----- The data

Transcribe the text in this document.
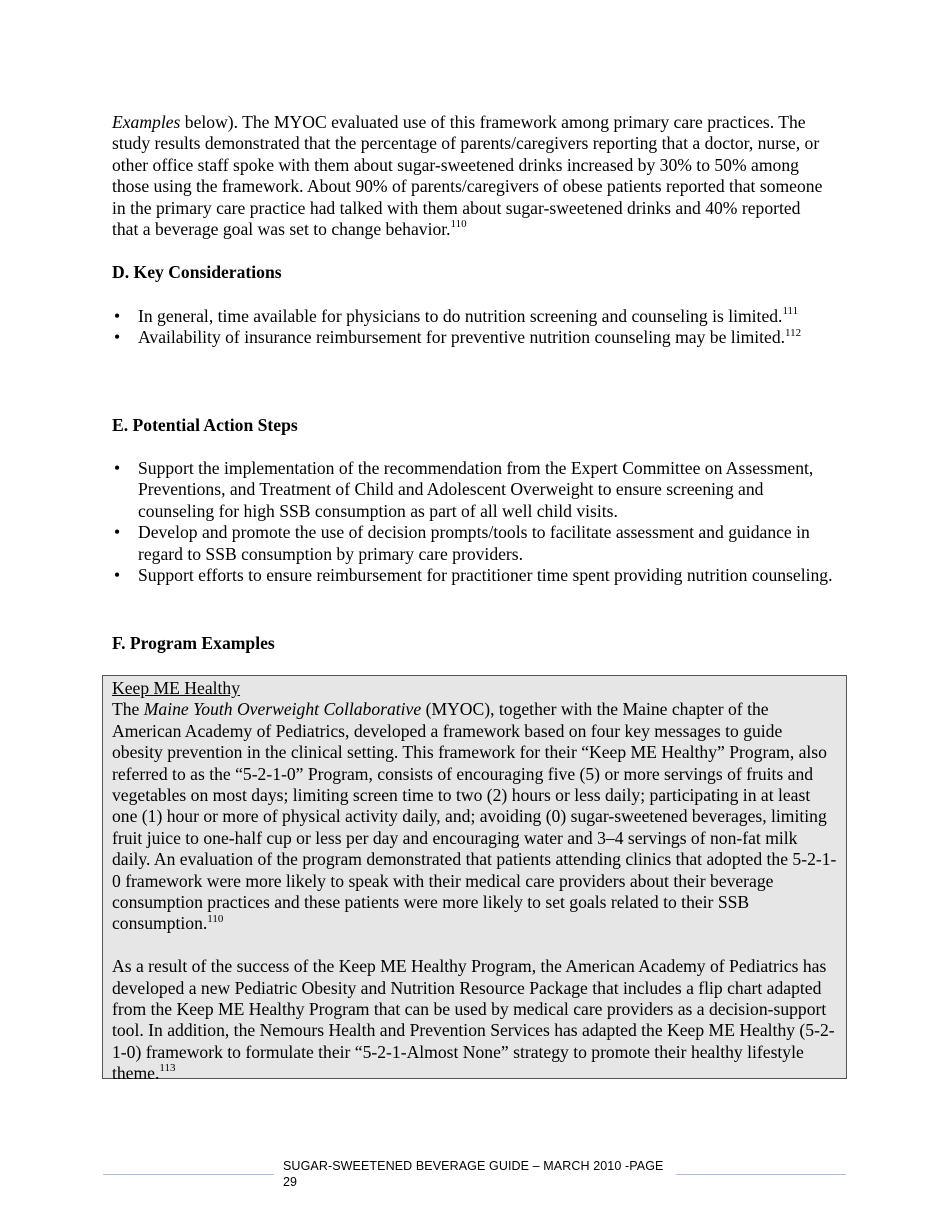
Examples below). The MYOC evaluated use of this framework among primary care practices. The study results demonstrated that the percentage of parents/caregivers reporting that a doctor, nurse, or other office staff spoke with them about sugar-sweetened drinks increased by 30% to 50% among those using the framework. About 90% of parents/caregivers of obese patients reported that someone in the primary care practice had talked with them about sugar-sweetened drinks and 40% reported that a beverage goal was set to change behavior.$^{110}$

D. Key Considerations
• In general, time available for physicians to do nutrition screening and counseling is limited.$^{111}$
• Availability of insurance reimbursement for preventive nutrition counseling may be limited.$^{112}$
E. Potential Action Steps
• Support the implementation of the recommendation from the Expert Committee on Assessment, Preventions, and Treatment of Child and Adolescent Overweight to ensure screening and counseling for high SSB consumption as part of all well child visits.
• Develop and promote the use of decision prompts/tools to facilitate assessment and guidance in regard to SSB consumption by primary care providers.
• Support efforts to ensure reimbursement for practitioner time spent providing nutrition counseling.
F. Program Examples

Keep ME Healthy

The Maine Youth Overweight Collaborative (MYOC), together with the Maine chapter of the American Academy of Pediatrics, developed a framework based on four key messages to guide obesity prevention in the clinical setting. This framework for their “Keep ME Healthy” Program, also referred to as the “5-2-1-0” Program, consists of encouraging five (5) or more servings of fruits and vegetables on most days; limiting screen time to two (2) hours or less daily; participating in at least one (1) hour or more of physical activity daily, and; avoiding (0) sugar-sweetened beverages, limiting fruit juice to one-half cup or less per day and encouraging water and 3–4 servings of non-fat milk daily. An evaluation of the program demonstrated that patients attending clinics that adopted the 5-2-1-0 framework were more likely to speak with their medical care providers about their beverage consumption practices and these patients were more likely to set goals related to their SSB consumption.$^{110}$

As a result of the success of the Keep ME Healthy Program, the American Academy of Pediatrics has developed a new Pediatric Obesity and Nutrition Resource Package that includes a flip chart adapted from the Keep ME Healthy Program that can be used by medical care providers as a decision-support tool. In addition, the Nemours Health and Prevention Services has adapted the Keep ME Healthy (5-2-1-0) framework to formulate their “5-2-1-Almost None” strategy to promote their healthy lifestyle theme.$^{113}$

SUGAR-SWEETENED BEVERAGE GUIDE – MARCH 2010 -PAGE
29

----------
----- The data

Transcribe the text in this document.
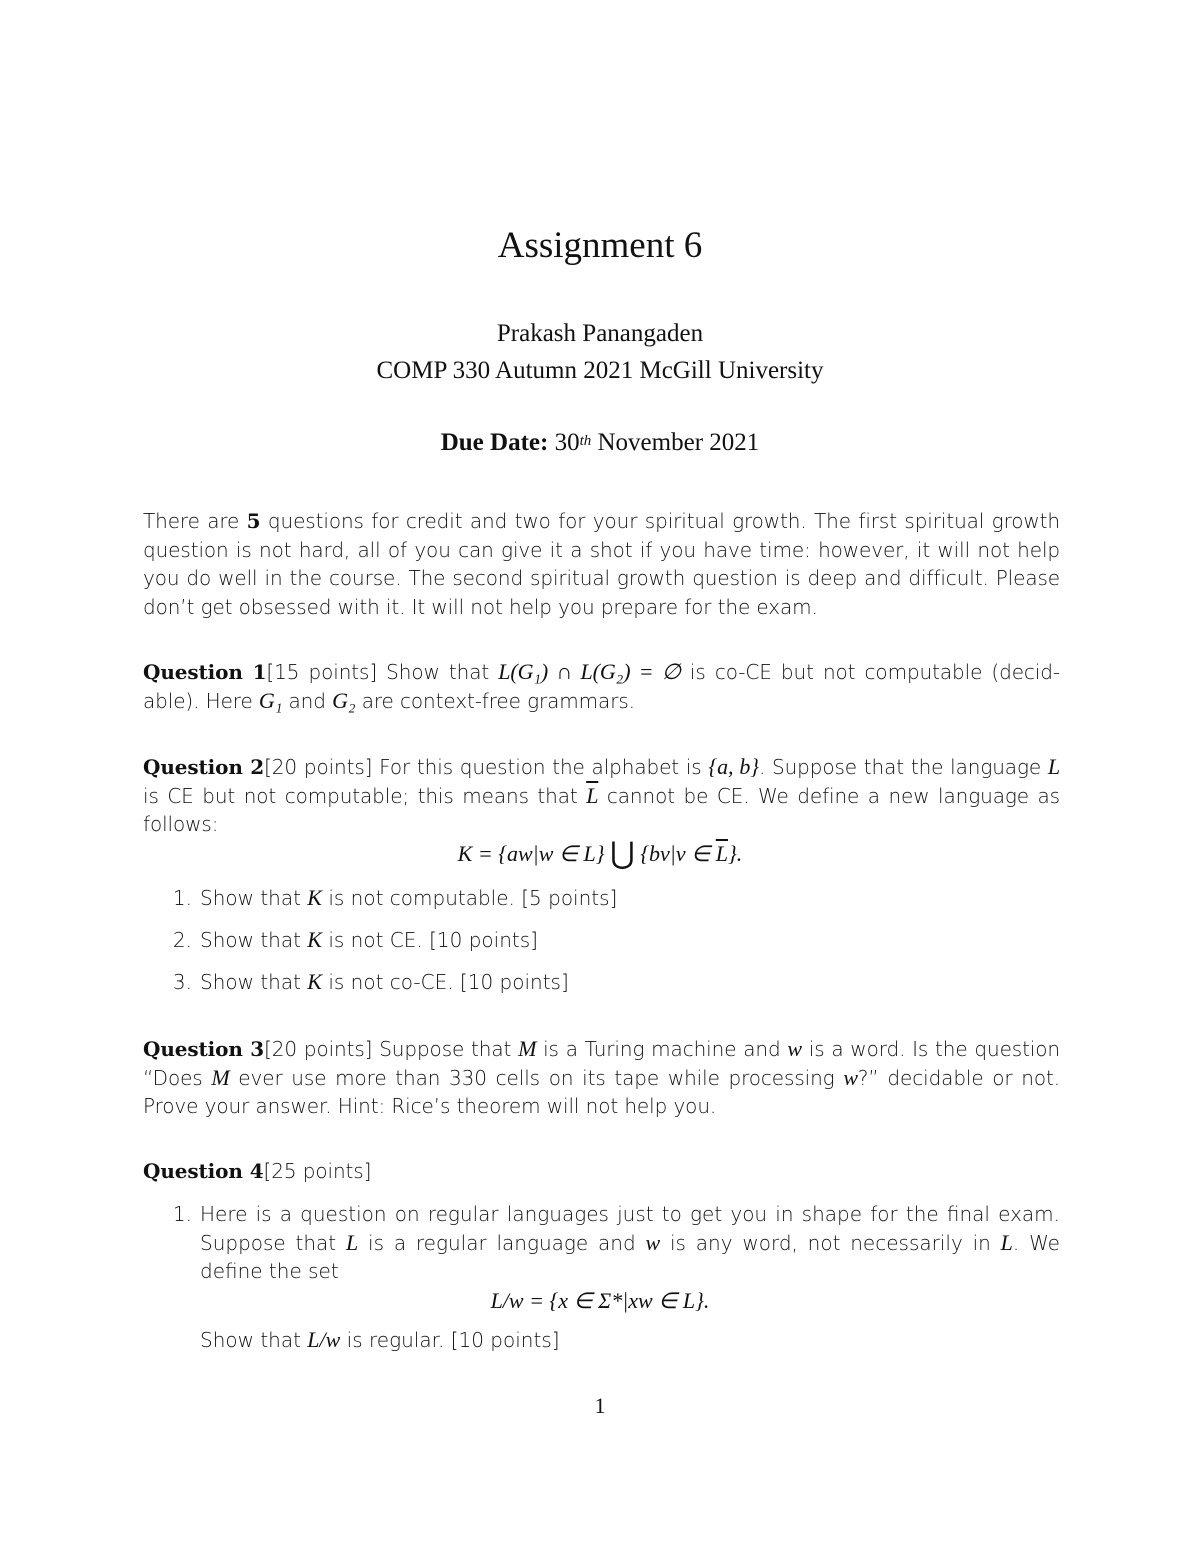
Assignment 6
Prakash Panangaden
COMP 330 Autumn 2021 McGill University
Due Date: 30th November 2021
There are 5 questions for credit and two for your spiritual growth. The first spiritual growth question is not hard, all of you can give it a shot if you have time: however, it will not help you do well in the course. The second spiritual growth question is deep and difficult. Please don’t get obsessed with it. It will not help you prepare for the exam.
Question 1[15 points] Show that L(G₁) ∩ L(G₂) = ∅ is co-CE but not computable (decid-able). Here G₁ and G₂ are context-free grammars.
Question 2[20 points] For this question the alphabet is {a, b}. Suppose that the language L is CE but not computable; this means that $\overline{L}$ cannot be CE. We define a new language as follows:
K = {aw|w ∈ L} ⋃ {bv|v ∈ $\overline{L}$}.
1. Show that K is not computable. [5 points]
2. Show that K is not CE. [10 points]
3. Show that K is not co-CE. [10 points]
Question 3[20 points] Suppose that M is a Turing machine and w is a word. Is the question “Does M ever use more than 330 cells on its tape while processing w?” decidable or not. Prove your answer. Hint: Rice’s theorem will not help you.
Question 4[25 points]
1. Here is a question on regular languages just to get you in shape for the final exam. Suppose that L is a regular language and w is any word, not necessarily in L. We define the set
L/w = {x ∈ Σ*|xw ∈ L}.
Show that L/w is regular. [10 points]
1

----------

* [Problem to work on]:
From the data above, copy out every line with the string "Show" in it.

* [Exercise solution]:
Question 1[15 points] Show that L(G₁) ∩ L(G₂) = ∅ is co-CE but not computable (decid-able). Here G₁ and G₂ are context-free grammars.
1. Show that K is not computable. [5 points]
2. Show that K is not CE. [10 points]
3. Show that K is not co-CE. [10 points]
Show that L/w is regular. [10 points]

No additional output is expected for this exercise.